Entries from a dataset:

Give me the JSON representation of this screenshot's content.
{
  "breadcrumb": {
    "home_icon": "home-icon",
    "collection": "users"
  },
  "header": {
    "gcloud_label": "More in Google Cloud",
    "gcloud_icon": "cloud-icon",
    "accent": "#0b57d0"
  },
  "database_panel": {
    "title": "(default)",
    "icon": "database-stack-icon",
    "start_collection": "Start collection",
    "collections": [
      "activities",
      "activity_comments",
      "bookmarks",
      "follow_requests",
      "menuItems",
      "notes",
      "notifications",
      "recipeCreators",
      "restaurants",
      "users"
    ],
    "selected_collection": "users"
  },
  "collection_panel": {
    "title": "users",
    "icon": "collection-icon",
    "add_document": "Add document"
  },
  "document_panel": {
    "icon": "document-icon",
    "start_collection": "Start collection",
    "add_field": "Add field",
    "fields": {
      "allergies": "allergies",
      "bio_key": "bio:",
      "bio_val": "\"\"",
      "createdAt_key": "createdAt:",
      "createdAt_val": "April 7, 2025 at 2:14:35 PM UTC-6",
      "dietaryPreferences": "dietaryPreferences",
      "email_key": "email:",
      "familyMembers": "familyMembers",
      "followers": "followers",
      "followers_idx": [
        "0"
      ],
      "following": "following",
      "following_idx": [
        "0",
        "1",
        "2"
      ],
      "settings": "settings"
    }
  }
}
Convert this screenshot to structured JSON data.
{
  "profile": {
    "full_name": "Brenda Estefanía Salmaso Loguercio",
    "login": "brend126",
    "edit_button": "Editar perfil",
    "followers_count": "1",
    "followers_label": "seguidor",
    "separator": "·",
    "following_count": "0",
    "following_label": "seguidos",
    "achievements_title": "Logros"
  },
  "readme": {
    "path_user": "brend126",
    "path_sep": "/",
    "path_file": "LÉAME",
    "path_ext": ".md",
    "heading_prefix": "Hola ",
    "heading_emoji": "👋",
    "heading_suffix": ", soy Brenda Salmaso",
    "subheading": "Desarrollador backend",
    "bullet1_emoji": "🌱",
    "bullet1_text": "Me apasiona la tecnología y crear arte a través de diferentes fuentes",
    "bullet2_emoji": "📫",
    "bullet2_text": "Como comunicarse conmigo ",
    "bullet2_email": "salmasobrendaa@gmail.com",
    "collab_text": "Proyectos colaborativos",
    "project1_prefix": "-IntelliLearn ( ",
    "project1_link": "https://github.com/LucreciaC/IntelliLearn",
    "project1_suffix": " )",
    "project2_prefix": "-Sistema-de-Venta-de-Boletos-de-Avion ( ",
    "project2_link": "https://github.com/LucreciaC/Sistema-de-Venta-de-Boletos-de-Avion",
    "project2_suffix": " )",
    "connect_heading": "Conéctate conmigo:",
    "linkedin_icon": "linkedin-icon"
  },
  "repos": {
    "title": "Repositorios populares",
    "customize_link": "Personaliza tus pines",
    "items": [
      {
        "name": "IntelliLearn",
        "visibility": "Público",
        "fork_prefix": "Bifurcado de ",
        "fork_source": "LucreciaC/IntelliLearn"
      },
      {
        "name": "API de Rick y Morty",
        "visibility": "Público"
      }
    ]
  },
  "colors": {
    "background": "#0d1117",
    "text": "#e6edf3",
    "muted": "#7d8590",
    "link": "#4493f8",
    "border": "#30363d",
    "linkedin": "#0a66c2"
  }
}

PROBLEM DESCRIPTION
Quote every entry exactly.

PROBLEM SOLUTION
Give me the JSON representation of this screenshot's content.
{
  "breadcrumb": {
    "home_icon": "home-icon",
    "collection": "users"
  },
  "header": {
    "gcloud_label": "More in Google Cloud",
    "gcloud_icon": "cloud-icon",
    "accent": "#0b57d0"
  },
  "database_panel": {
    "title": "(default)",
    "icon": "database-stack-icon",
    "start_collection": "Start collection",
    "collections": [
      "activities",
      "activity_comments",
      "bookmarks",
      "follow_requests",
      "menuItems",
      "notes",
      "notifications",
      "recipeCreators",
      "restaurants",
      "users"
    ],
    "selected_collection": "users"
  },
  "collection_panel": {
    "title": "users",
    "icon": "collection-icon",
    "add_document": "Add document"
  },
  "document_panel": {
    "icon": "document-icon",
    "start_collection": "Start collection",
    "add_field": "Add field",
    "fields": {
      "allergies": "allergies",
      "bio_key": "bio:",
      "bio_val": "\"\"",
      "createdAt_key": "createdAt:",
      "createdAt_val": "April 7, 2025 at 2:14:35 PM UTC-6",
      "dietaryPreferences": "dietaryPreferences",
      "email_key": "email:",
      "familyMembers": "familyMembers",
      "followers": "followers",
      "followers_idx": [
        "0"
      ],
      "following": "following",
      "following_idx": [
        "0",
        "1",
        "2"
      ],
      "settings": "settings"
    }
  }
}
Convert this screenshot to structured JSON data.
{
  "profile": {
    "full_name": "Brenda Estefanía Salmaso Loguercio",
    "login": "brend126",
    "edit_button": "Editar perfil",
    "followers_count": "1",
    "followers_label": "seguidor",
    "separator": "·",
    "following_count": "0",
    "following_label": "seguidos",
    "achievements_title": "Logros"
  },
  "readme": {
    "path_user": "brend126",
    "path_sep": "/",
    "path_file": "LÉAME",
    "path_ext": ".md",
    "heading_prefix": "Hola ",
    "heading_emoji": "👋",
    "heading_suffix": ", soy Brenda Salmaso",
    "subheading": "Desarrollador backend",
    "bullet1_emoji": "🌱",
    "bullet1_text": "Me apasiona la tecnología y crear arte a través de diferentes fuentes",
    "bullet2_emoji": "📫",
    "bullet2_text": "Como comunicarse conmigo ",
    "bullet2_email": "salmasobrendaa@gmail.com",
    "collab_text": "Proyectos colaborativos",
    "project1_prefix": "-IntelliLearn ( ",
    "project1_link": "https://github.com/LucreciaC/IntelliLearn",
    "project1_suffix": " )",
    "project2_prefix": "-Sistema-de-Venta-de-Boletos-de-Avion ( ",
    "project2_link": "https://github.com/LucreciaC/Sistema-de-Venta-de-Boletos-de-Avion",
    "project2_suffix": " )",
    "connect_heading": "Conéctate conmigo:",
    "linkedin_icon": "linkedin-icon"
  },
  "repos": {
    "title": "Repositorios populares",
    "customize_link": "Personaliza tus pines",
    "items": [
      {
        "name": "IntelliLearn",
        "visibility": "Público",
        "fork_prefix": "Bifurcado de ",
        "fork_source": "LucreciaC/IntelliLearn"
      },
      {
        "name": "API de Rick y Morty",
        "visibility": "Público"
      }
    ]
  },
  "colors": {
    "background": "#0d1117",
    "text": "#e6edf3",
    "muted": "#7d8590",
    "link": "#4493f8",
    "border": "#30363d",
    "linkedin": "#0a66c2"
  }
}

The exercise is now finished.